[start Listed entries]

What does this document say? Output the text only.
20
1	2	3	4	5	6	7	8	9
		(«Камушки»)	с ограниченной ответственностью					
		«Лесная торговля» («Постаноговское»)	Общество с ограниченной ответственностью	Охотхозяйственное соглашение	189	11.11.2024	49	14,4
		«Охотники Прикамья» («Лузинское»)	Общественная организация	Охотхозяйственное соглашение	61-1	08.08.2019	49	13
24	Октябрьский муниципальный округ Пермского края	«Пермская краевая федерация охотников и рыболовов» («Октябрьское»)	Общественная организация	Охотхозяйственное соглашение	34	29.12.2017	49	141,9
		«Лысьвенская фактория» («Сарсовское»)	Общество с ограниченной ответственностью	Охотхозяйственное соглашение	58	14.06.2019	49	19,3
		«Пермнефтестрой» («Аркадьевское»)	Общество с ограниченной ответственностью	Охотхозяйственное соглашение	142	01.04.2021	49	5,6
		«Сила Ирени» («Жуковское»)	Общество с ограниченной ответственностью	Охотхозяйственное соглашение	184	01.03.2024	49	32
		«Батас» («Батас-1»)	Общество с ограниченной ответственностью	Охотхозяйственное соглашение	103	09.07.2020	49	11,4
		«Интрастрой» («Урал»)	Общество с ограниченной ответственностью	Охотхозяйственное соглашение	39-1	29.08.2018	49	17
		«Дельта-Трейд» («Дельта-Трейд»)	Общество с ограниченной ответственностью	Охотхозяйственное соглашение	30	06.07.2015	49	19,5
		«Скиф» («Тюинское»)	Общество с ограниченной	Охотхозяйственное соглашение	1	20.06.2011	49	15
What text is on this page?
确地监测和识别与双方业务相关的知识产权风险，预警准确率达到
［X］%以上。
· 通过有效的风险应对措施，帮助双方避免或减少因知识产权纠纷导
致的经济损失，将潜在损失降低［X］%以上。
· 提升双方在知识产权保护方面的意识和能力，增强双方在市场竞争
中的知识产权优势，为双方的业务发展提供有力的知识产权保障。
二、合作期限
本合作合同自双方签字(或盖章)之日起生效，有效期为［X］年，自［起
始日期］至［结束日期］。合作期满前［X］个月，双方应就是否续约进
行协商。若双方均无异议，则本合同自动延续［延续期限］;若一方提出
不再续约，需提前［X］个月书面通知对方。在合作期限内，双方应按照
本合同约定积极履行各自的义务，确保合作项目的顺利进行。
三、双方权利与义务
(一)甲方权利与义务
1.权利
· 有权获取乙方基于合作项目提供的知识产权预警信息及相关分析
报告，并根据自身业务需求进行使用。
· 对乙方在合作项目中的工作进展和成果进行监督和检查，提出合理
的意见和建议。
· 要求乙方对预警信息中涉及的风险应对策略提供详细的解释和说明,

[end Listed entries]

Directions
From the entries, report each line that includes the word "организация".

Task answer
		«Охотники Прикамья» («Лузинское»)	Общественная организация	Охотхозяйственное соглашение	61-1	08.08.2019	49	13
24	Октябрьский муниципальный округ Пермского края	«Пермская краевая федерация охотников и рыболовов» («Октябрьское»)	Общественная организация	Охотхозяйственное соглашение	34	29.12.2017	49	141,9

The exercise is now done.